- _TASK TO COMPLETE_:
Please print all of the material below, word for word.

- _SUPPLIED DATA_:
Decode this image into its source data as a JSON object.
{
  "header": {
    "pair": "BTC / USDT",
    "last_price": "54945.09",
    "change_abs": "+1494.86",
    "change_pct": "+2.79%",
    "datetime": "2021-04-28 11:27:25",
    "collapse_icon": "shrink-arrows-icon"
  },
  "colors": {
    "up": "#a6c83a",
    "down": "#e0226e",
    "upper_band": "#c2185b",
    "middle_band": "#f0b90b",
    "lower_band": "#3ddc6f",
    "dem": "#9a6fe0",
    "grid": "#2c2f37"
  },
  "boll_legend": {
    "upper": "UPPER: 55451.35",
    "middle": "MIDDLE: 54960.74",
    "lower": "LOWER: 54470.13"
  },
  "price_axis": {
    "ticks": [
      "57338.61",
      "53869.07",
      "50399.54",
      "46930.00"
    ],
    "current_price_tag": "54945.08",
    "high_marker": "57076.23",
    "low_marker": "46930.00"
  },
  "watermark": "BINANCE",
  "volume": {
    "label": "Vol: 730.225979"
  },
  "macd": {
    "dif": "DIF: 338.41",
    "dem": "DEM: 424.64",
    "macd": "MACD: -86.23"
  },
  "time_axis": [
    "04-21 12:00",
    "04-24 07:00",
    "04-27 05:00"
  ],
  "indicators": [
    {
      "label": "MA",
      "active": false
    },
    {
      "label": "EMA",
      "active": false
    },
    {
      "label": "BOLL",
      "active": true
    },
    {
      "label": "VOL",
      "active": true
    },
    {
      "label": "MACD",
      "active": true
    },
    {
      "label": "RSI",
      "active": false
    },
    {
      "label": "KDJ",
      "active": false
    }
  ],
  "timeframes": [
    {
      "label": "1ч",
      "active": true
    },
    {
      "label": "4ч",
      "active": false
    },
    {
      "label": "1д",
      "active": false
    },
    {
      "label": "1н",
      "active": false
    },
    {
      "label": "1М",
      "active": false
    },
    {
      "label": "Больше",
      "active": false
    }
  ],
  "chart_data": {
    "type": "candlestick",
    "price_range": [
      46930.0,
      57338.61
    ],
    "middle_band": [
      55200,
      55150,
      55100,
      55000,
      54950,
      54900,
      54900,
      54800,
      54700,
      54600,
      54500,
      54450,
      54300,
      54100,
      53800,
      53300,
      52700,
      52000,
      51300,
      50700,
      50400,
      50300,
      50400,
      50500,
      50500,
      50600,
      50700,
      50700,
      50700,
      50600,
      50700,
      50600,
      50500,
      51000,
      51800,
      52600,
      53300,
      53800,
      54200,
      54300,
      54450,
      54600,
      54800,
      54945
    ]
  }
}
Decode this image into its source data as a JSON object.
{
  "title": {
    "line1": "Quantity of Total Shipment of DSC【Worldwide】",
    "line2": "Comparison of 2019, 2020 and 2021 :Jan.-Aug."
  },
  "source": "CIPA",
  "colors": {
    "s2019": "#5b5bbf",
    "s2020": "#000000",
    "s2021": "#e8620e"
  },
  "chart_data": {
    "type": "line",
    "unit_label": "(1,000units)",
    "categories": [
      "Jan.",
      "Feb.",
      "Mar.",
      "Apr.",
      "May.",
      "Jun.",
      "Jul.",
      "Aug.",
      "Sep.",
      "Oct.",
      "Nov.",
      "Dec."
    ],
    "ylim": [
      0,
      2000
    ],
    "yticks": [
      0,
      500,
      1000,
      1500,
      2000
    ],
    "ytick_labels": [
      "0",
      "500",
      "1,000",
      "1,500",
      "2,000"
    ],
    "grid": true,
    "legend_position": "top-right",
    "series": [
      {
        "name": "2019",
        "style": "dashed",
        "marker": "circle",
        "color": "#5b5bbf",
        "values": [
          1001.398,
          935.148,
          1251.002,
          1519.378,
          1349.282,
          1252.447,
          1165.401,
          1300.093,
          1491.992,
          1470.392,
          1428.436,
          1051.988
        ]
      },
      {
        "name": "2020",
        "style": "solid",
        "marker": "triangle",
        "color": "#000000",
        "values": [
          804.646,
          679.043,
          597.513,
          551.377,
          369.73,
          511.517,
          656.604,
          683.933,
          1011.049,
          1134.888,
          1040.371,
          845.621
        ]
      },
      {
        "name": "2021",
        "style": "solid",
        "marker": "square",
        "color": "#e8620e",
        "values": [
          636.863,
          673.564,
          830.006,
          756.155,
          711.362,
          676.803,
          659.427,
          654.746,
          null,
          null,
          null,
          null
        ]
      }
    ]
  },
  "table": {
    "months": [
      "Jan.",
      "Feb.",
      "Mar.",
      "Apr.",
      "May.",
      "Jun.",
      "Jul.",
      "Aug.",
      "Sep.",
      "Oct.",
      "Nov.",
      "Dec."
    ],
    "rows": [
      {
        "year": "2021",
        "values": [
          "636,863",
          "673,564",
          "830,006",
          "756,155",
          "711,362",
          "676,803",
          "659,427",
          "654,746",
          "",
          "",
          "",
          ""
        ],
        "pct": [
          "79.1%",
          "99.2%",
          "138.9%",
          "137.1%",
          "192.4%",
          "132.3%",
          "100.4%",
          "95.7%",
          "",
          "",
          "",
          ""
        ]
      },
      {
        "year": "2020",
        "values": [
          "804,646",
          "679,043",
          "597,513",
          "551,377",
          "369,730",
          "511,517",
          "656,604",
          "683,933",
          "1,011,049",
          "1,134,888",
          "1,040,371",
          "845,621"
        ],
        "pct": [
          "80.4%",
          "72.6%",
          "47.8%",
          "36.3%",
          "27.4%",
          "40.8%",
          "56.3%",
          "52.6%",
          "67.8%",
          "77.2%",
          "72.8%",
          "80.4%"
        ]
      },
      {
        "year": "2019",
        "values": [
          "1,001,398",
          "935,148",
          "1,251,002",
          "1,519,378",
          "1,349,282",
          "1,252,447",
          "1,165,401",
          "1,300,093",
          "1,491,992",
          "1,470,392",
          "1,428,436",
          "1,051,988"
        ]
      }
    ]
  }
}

- _EXERCISE OUTPUT_:
Decode this image into its source data as a JSON object.
{
  "header": {
    "pair": "BTC / USDT",
    "last_price": "54945.09",
    "change_abs": "+1494.86",
    "change_pct": "+2.79%",
    "datetime": "2021-04-28 11:27:25",
    "collapse_icon": "shrink-arrows-icon"
  },
  "colors": {
    "up": "#a6c83a",
    "down": "#e0226e",
    "upper_band": "#c2185b",
    "middle_band": "#f0b90b",
    "lower_band": "#3ddc6f",
    "dem": "#9a6fe0",
    "grid": "#2c2f37"
  },
  "boll_legend": {
    "upper": "UPPER: 55451.35",
    "middle": "MIDDLE: 54960.74",
    "lower": "LOWER: 54470.13"
  },
  "price_axis": {
    "ticks": [
      "57338.61",
      "53869.07",
      "50399.54",
      "46930.00"
    ],
    "current_price_tag": "54945.08",
    "high_marker": "57076.23",
    "low_marker": "46930.00"
  },
  "watermark": "BINANCE",
  "volume": {
    "label": "Vol: 730.225979"
  },
  "macd": {
    "dif": "DIF: 338.41",
    "dem": "DEM: 424.64",
    "macd": "MACD: -86.23"
  },
  "time_axis": [
    "04-21 12:00",
    "04-24 07:00",
    "04-27 05:00"
  ],
  "indicators": [
    {
      "label": "MA",
      "active": false
    },
    {
      "label": "EMA",
      "active": false
    },
    {
      "label": "BOLL",
      "active": true
    },
    {
      "label": "VOL",
      "active": true
    },
    {
      "label": "MACD",
      "active": true
    },
    {
      "label": "RSI",
      "active": false
    },
    {
      "label": "KDJ",
      "active": false
    }
  ],
  "timeframes": [
    {
      "label": "1ч",
      "active": true
    },
    {
      "label": "4ч",
      "active": false
    },
    {
      "label": "1д",
      "active": false
    },
    {
      "label": "1н",
      "active": false
    },
    {
      "label": "1М",
      "active": false
    },
    {
      "label": "Больше",
      "active": false
    }
  ],
  "chart_data": {
    "type": "candlestick",
    "price_range": [
      46930.0,
      57338.61
    ],
    "middle_band": [
      55200,
      55150,
      55100,
      55000,
      54950,
      54900,
      54900,
      54800,
      54700,
      54600,
      54500,
      54450,
      54300,
      54100,
      53800,
      53300,
      52700,
      52000,
      51300,
      50700,
      50400,
      50300,
      50400,
      50500,
      50500,
      50600,
      50700,
      50700,
      50700,
      50600,
      50700,
      50600,
      50500,
      51000,
      51800,
      52600,
      53300,
      53800,
      54200,
      54300,
      54450,
      54600,
      54800,
      54945
    ]
  }
}
Decode this image into its source data as a JSON object.
{
  "title": {
    "line1": "Quantity of Total Shipment of DSC【Worldwide】",
    "line2": "Comparison of 2019, 2020 and 2021 :Jan.-Aug."
  },
  "source": "CIPA",
  "colors": {
    "s2019": "#5b5bbf",
    "s2020": "#000000",
    "s2021": "#e8620e"
  },
  "chart_data": {
    "type": "line",
    "unit_label": "(1,000units)",
    "categories": [
      "Jan.",
      "Feb.",
      "Mar.",
      "Apr.",
      "May.",
      "Jun.",
      "Jul.",
      "Aug.",
      "Sep.",
      "Oct.",
      "Nov.",
      "Dec."
    ],
    "ylim": [
      0,
      2000
    ],
    "yticks": [
      0,
      500,
      1000,
      1500,
      2000
    ],
    "ytick_labels": [
      "0",
      "500",
      "1,000",
      "1,500",
      "2,000"
    ],
    "grid": true,
    "legend_position": "top-right",
    "series": [
      {
        "name": "2019",
        "style": "dashed",
        "marker": "circle",
        "color": "#5b5bbf",
        "values": [
          1001.398,
          935.148,
          1251.002,
          1519.378,
          1349.282,
          1252.447,
          1165.401,
          1300.093,
          1491.992,
          1470.392,
          1428.436,
          1051.988
        ]
      },
      {
        "name": "2020",
        "style": "solid",
        "marker": "triangle",
        "color": "#000000",
        "values": [
          804.646,
          679.043,
          597.513,
          551.377,
          369.73,
          511.517,
          656.604,
          683.933,
          1011.049,
          1134.888,
          1040.371,
          845.621
        ]
      },
      {
        "name": "2021",
        "style": "solid",
        "marker": "square",
        "color": "#e8620e",
        "values": [
          636.863,
          673.564,
          830.006,
          756.155,
          711.362,
          676.803,
          659.427,
          654.746,
          null,
          null,
          null,
          null
        ]
      }
    ]
  },
  "table": {
    "months": [
      "Jan.",
      "Feb.",
      "Mar.",
      "Apr.",
      "May.",
      "Jun.",
      "Jul.",
      "Aug.",
      "Sep.",
      "Oct.",
      "Nov.",
      "Dec."
    ],
    "rows": [
      {
        "year": "2021",
        "values": [
          "636,863",
          "673,564",
          "830,006",
          "756,155",
          "711,362",
          "676,803",
          "659,427",
          "654,746",
          "",
          "",
          "",
          ""
        ],
        "pct": [
          "79.1%",
          "99.2%",
          "138.9%",
          "137.1%",
          "192.4%",
          "132.3%",
          "100.4%",
          "95.7%",
          "",
          "",
          "",
          ""
        ]
      },
      {
        "year": "2020",
        "values": [
          "804,646",
          "679,043",
          "597,513",
          "551,377",
          "369,730",
          "511,517",
          "656,604",
          "683,933",
          "1,011,049",
          "1,134,888",
          "1,040,371",
          "845,621"
        ],
        "pct": [
          "80.4%",
          "72.6%",
          "47.8%",
          "36.3%",
          "27.4%",
          "40.8%",
          "56.3%",
          "52.6%",
          "67.8%",
          "77.2%",
          "72.8%",
          "80.4%"
        ]
      },
      {
        "year": "2019",
        "values": [
          "1,001,398",
          "935,148",
          "1,251,002",
          "1,519,378",
          "1,349,282",
          "1,252,447",
          "1,165,401",
          "1,300,093",
          "1,491,992",
          "1,470,392",
          "1,428,436",
          "1,051,988"
        ]
      }
    ]
  }
}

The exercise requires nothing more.